# Work instructions:
Below are some records. Pull every line that contains the word "uppermost".

# Extracted entries:
* start *

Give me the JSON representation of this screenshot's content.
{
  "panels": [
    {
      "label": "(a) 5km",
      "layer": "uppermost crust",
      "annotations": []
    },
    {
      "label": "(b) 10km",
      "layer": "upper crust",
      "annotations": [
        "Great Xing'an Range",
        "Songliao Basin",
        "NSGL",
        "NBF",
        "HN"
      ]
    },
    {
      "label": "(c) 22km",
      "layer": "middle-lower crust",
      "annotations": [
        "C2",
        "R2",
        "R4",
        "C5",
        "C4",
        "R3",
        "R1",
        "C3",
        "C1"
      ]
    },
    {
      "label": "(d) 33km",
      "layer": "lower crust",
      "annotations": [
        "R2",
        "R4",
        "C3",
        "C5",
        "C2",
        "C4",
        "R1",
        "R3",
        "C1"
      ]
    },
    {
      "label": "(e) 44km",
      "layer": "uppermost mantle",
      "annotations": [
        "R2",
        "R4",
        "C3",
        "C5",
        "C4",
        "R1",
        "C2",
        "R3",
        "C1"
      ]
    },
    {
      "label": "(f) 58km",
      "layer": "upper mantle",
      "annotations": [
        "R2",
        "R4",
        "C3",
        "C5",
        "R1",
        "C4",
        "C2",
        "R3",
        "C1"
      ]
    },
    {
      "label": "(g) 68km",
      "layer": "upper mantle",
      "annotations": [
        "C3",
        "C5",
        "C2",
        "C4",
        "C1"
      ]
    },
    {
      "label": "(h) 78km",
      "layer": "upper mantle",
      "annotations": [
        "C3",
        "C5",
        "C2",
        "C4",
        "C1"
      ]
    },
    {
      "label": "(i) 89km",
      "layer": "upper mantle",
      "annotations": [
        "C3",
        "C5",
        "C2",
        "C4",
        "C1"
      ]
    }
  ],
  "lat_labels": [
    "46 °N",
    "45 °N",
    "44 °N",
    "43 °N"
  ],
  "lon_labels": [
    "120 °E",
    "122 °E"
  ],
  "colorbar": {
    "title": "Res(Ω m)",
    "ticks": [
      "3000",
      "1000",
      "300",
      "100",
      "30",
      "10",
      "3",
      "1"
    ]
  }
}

* end *

# Completed exercise:
      "layer": "uppermost crust",
      "layer": "uppermost mantle",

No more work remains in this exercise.